> What is needed
Beginning with the line that holds "Serialize everything readable" and ending with the last line below, repeat each line exactly, leaving any pictures out.

> Exercise inputs
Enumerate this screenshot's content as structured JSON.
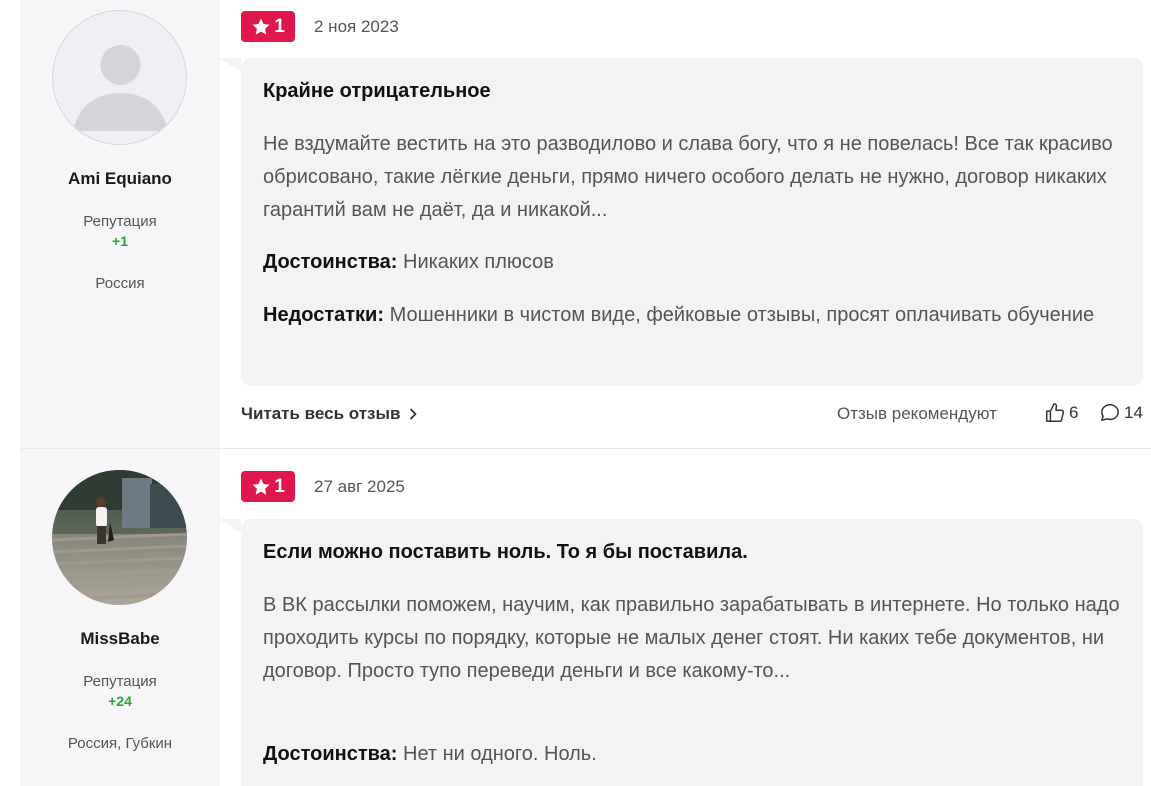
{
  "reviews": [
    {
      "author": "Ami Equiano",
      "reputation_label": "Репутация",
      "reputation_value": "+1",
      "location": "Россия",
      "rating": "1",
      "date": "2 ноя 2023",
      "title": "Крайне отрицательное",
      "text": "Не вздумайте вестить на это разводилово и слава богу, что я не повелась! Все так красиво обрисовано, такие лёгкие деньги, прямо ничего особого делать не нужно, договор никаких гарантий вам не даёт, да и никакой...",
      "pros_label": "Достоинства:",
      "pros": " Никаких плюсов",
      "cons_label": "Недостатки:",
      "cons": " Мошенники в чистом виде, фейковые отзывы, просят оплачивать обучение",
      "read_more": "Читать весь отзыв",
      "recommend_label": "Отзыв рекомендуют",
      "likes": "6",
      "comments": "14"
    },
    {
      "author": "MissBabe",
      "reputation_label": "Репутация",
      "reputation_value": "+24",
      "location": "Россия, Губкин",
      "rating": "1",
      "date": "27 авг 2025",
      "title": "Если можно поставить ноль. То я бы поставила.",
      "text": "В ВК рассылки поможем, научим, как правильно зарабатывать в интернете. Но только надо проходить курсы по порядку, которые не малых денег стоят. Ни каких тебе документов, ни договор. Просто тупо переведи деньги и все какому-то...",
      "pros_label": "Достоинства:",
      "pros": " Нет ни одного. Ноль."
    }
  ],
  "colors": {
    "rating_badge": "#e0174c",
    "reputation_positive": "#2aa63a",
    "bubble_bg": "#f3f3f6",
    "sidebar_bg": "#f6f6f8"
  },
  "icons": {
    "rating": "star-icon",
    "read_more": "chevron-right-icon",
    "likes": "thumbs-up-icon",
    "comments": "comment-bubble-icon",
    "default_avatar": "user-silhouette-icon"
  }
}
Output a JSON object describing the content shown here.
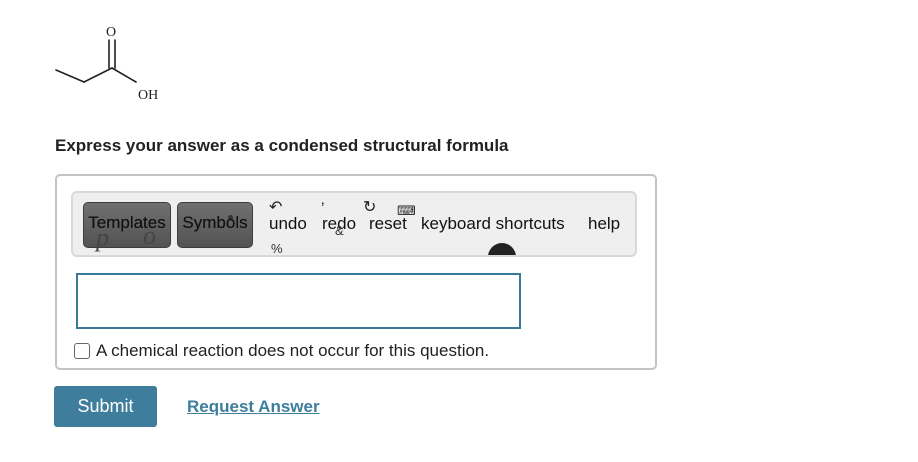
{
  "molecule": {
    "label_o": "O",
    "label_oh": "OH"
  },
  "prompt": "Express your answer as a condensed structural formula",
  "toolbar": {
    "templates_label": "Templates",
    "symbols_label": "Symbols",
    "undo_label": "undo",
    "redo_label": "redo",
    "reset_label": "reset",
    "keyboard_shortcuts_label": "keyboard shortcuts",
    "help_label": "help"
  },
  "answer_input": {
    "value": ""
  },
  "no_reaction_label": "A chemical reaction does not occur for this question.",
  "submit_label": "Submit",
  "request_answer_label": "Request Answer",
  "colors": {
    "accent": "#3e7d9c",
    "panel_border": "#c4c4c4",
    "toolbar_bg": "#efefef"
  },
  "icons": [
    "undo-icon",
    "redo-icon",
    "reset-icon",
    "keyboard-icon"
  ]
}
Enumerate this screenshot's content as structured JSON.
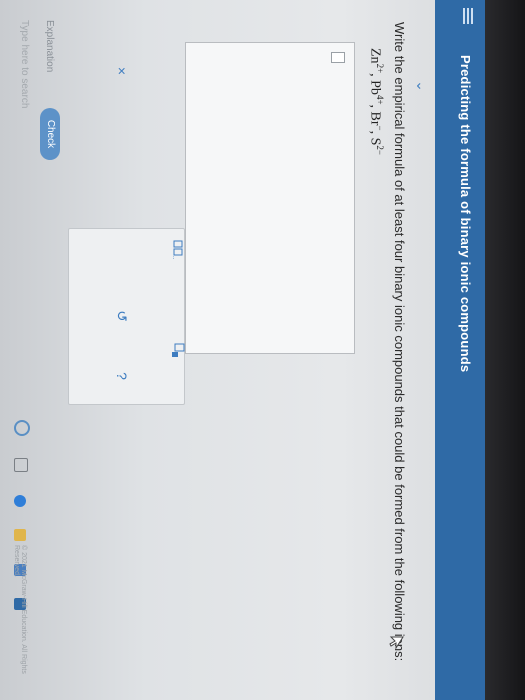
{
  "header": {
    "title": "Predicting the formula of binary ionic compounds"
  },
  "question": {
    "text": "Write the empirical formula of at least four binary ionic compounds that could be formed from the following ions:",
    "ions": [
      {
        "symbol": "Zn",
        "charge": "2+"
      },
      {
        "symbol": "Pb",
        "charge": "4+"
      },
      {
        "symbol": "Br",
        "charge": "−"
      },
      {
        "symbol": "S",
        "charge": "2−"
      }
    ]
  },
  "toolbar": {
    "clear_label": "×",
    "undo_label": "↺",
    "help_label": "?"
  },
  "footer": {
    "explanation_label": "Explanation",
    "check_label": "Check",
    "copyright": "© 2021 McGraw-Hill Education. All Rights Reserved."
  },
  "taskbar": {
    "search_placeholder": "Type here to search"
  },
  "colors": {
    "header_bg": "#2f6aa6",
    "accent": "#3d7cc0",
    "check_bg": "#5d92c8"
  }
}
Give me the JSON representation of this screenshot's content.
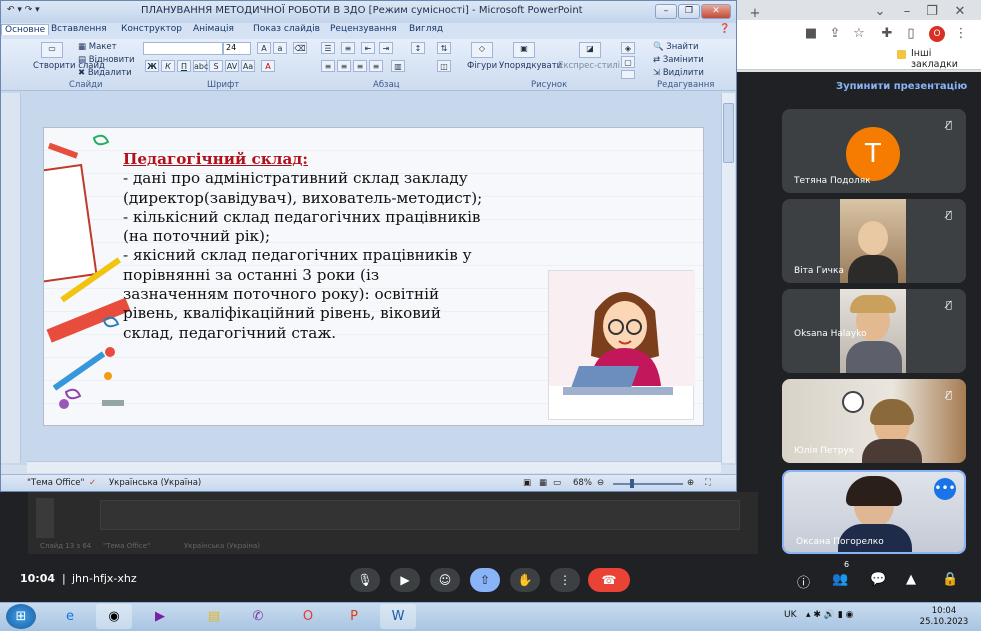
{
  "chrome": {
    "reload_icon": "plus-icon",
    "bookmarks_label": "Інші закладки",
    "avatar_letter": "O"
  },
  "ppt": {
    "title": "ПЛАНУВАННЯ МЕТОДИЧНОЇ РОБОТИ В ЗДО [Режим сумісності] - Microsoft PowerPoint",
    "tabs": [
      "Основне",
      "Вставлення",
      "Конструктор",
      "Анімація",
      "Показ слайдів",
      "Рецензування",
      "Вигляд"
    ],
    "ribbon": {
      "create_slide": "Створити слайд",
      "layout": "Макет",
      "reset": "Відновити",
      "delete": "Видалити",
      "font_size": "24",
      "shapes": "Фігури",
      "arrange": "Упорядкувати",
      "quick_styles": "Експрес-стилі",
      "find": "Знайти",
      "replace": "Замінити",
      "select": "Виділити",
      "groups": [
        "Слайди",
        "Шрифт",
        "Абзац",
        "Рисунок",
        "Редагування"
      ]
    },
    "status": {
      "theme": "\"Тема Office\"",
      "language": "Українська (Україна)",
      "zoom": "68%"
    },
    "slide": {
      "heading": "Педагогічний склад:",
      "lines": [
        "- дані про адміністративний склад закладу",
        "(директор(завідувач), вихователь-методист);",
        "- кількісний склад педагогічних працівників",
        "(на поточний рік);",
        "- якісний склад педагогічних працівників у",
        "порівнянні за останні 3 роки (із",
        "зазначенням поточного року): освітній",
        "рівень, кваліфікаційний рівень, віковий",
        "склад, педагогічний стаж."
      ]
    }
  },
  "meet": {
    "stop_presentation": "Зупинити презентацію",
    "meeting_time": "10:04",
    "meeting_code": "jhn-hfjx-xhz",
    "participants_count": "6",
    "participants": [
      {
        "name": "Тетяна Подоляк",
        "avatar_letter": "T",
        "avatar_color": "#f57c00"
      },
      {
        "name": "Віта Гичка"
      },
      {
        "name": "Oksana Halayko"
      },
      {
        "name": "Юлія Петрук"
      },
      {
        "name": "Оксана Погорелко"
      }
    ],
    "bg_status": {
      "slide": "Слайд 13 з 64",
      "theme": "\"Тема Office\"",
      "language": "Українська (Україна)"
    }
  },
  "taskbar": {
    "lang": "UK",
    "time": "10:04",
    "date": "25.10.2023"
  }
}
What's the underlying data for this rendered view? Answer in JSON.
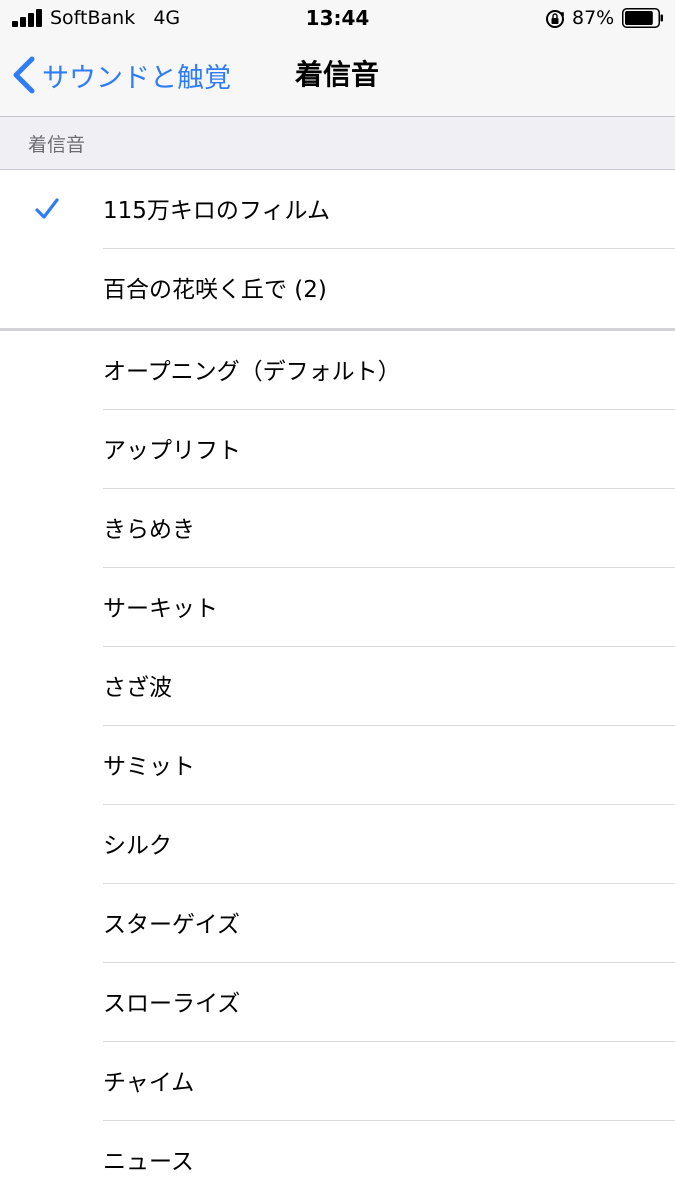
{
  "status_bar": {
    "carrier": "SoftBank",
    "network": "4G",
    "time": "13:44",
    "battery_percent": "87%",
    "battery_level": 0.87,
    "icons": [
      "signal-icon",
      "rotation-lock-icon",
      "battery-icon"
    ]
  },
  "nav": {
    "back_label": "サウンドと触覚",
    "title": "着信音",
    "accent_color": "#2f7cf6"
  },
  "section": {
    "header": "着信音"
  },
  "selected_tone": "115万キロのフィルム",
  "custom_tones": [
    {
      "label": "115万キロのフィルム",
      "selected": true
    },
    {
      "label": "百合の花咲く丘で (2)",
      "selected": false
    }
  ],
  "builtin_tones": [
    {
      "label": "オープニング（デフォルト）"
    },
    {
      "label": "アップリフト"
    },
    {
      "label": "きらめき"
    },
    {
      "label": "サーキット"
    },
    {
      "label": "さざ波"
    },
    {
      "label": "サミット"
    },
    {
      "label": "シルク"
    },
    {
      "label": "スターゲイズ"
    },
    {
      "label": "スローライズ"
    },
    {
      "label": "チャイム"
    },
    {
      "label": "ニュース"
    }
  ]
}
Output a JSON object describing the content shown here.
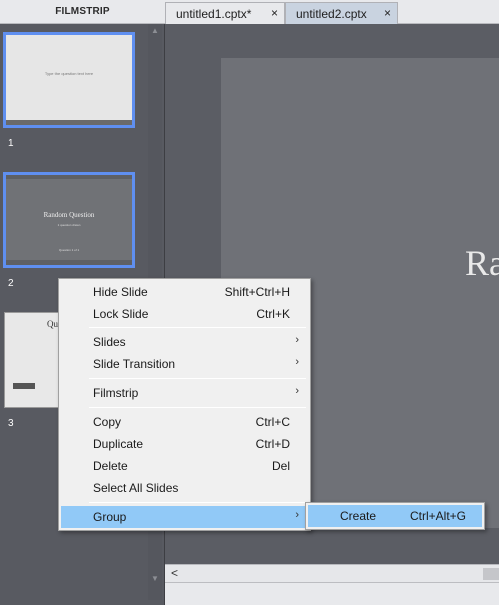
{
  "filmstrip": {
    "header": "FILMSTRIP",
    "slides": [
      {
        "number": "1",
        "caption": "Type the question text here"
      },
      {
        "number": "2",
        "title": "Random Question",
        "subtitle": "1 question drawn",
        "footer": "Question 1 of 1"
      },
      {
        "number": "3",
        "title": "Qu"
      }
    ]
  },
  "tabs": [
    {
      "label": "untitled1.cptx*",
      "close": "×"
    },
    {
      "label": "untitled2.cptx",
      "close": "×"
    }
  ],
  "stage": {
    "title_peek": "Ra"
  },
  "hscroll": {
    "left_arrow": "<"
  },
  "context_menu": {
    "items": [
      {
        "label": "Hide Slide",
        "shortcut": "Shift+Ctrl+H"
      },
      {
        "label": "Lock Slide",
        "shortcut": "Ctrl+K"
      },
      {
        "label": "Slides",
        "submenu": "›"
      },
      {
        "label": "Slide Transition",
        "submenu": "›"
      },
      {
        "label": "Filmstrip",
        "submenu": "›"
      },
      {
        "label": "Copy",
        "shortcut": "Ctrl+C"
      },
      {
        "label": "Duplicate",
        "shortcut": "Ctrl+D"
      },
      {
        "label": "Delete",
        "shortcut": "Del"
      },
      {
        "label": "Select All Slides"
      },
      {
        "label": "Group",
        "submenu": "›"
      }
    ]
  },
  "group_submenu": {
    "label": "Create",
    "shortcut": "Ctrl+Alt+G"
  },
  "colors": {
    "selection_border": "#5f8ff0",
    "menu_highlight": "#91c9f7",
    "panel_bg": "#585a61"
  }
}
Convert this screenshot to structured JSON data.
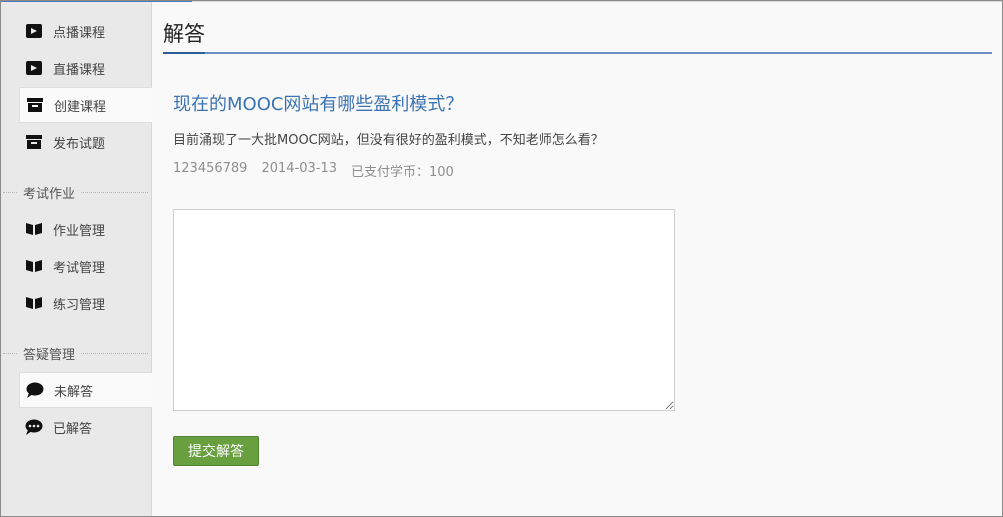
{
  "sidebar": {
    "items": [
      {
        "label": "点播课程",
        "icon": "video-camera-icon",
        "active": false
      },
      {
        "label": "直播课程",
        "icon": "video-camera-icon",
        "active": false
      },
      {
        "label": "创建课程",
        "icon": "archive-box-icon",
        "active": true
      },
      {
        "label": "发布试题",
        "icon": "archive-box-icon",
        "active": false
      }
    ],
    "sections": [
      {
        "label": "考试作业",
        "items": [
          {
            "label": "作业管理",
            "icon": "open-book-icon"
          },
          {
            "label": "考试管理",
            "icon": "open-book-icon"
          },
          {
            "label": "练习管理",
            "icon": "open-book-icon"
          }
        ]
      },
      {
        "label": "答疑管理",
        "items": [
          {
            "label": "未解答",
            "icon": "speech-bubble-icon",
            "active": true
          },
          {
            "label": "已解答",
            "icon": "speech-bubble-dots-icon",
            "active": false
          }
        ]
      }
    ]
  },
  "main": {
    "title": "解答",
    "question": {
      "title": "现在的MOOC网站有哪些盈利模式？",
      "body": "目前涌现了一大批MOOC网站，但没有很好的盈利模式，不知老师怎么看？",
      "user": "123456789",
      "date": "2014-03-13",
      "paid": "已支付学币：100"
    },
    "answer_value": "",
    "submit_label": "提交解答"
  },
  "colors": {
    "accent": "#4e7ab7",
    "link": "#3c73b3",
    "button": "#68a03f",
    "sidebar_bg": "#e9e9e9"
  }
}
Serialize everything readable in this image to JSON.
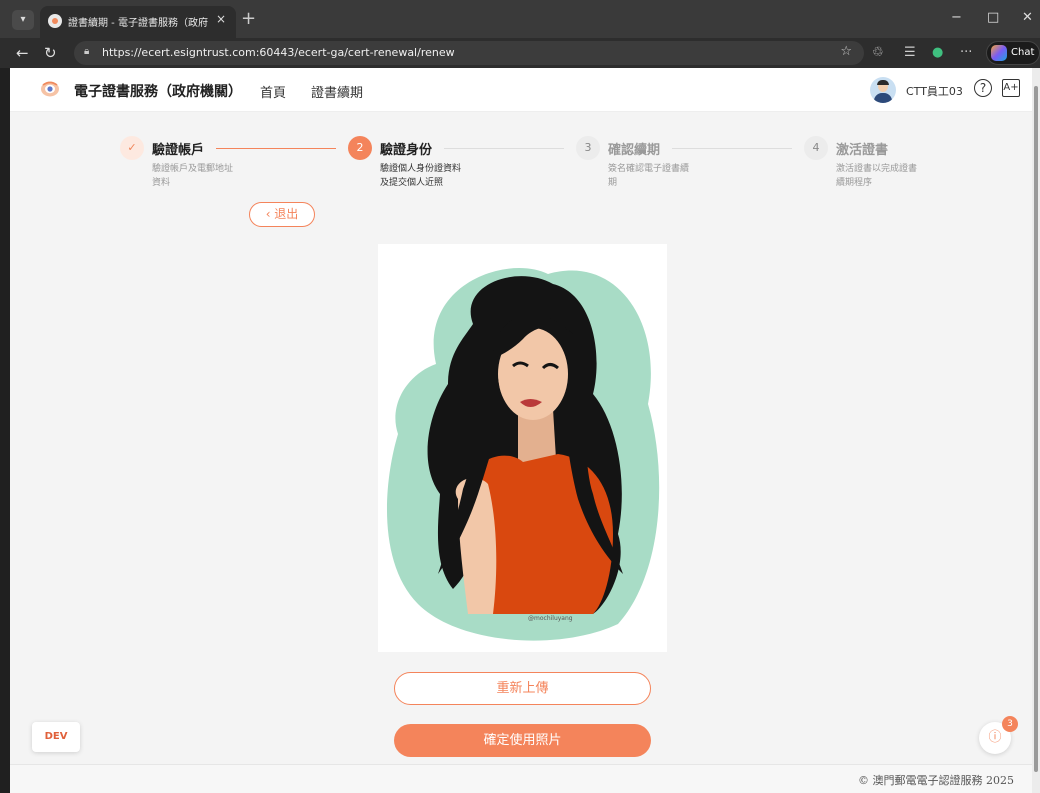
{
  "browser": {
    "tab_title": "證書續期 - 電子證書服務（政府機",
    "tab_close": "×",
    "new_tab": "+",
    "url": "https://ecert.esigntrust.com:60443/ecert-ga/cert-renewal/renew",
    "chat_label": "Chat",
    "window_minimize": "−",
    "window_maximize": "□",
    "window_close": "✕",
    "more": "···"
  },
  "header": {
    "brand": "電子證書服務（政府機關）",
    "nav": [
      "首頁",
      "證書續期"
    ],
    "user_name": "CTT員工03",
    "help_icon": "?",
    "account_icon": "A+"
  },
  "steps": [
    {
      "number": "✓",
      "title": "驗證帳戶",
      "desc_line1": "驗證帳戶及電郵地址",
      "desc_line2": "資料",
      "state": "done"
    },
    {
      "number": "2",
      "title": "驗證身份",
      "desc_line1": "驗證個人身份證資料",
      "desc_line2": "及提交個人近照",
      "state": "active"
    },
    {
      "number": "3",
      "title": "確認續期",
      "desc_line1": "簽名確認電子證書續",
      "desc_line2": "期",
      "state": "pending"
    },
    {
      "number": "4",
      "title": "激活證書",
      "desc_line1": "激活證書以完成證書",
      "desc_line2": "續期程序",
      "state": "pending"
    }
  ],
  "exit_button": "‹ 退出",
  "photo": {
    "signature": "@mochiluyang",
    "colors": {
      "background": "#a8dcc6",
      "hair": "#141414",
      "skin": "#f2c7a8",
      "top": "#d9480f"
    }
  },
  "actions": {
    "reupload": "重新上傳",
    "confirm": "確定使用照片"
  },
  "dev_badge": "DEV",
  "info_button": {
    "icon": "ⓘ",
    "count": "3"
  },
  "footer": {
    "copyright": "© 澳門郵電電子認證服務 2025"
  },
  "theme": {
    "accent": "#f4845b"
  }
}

> Written reply
Serialize everything readable in this image to JSON.
{
  "browser": {
    "tab_title": "證書續期 - 電子證書服務（政府機",
    "tab_close": "×",
    "new_tab": "+",
    "url": "https://ecert.esigntrust.com:60443/ecert-ga/cert-renewal/renew",
    "chat_label": "Chat",
    "window_minimize": "−",
    "window_maximize": "□",
    "window_close": "✕",
    "more": "···"
  },
  "header": {
    "brand": "電子證書服務（政府機關）",
    "nav": [
      "首頁",
      "證書續期"
    ],
    "user_name": "CTT員工03",
    "help_icon": "?",
    "account_icon": "A+"
  },
  "steps": [
    {
      "number": "✓",
      "title": "驗證帳戶",
      "desc_line1": "驗證帳戶及電郵地址",
      "desc_line2": "資料",
      "state": "done"
    },
    {
      "number": "2",
      "title": "驗證身份",
      "desc_line1": "驗證個人身份證資料",
      "desc_line2": "及提交個人近照",
      "state": "active"
    },
    {
      "number": "3",
      "title": "確認續期",
      "desc_line1": "簽名確認電子證書續",
      "desc_line2": "期",
      "state": "pending"
    },
    {
      "number": "4",
      "title": "激活證書",
      "desc_line1": "激活證書以完成證書",
      "desc_line2": "續期程序",
      "state": "pending"
    }
  ],
  "exit_button": "‹ 退出",
  "photo": {
    "signature": "@mochiluyang",
    "colors": {
      "background": "#a8dcc6",
      "hair": "#141414",
      "skin": "#f2c7a8",
      "top": "#d9480f"
    }
  },
  "actions": {
    "reupload": "重新上傳",
    "confirm": "確定使用照片"
  },
  "dev_badge": "DEV",
  "info_button": {
    "icon": "ⓘ",
    "count": "3"
  },
  "footer": {
    "copyright": "© 澳門郵電電子認證服務 2025"
  },
  "theme": {
    "accent": "#f4845b"
  }
}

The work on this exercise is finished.